- Extracted entries -
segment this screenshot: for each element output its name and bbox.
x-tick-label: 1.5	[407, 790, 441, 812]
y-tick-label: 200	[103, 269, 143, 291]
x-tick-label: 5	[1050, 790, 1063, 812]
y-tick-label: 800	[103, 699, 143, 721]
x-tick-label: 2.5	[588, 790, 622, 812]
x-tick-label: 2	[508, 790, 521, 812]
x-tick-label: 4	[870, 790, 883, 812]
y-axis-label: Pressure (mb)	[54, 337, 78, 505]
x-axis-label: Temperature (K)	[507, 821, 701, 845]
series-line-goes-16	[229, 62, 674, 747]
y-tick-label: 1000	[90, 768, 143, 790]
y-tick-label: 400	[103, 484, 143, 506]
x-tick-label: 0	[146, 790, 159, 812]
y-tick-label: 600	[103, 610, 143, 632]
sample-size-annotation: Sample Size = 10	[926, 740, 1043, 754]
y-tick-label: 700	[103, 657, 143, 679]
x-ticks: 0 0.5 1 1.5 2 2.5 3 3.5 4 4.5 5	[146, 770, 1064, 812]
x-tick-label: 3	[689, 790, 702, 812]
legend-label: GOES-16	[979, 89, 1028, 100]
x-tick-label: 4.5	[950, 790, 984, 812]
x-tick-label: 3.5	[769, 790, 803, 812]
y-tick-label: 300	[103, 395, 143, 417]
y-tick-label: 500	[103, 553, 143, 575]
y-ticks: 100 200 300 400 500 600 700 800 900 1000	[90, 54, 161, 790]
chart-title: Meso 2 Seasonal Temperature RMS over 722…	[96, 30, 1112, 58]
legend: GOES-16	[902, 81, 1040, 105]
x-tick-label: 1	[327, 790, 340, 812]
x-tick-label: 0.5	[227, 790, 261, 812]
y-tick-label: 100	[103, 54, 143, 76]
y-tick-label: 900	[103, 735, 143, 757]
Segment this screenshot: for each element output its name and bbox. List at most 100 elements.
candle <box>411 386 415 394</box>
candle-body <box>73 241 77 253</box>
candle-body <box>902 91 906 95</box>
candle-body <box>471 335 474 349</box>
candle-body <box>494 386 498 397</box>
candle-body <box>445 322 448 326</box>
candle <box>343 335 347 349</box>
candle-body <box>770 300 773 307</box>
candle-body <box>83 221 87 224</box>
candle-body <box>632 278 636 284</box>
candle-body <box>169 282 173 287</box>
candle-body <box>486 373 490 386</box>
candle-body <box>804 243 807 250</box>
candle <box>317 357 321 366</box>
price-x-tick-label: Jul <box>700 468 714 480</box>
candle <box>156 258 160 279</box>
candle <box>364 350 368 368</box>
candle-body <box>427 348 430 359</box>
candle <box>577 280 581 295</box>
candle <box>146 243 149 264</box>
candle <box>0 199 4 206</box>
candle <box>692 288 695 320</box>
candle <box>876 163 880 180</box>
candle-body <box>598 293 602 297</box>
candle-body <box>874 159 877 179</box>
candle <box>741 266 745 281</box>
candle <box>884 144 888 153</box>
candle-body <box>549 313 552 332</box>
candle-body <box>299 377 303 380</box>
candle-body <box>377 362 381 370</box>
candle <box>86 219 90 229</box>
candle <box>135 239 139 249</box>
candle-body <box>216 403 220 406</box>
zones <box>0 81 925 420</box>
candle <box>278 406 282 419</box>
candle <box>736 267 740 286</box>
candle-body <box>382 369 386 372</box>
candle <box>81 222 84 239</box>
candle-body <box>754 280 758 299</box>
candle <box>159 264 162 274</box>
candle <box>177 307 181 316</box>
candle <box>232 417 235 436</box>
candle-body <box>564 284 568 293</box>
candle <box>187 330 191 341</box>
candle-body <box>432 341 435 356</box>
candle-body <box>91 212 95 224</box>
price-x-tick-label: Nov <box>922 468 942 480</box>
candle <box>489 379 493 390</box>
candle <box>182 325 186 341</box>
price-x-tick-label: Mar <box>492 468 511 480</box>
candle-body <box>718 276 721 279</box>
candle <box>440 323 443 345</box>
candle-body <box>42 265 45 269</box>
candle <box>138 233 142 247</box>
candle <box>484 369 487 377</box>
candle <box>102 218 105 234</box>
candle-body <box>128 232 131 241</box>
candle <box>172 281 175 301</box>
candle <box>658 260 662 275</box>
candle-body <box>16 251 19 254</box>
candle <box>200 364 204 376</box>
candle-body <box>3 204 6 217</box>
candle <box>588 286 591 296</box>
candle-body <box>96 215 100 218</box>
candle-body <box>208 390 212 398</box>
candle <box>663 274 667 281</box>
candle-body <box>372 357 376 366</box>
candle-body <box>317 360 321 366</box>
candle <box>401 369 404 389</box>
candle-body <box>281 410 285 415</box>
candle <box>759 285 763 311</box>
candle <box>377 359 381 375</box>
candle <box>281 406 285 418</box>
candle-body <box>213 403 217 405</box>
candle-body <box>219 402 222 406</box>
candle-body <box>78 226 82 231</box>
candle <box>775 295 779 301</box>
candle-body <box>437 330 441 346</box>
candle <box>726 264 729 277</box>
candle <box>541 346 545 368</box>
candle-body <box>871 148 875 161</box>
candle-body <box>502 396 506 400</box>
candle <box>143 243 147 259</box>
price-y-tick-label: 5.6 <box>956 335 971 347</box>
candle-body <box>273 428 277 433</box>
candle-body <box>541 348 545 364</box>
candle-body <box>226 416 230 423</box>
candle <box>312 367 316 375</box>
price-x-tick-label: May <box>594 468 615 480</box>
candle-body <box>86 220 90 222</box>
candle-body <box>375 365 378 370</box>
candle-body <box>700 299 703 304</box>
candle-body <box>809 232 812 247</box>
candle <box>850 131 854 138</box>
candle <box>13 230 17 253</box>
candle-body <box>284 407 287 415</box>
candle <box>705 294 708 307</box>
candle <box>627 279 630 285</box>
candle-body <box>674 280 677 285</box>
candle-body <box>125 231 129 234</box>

- Exercise -
Pick out each line in the rows above that contains the word "legend".

- Correct response -
legend-label: GOES-16	[979, 89, 1028, 100]
legend: GOES-16	[902, 81, 1040, 105]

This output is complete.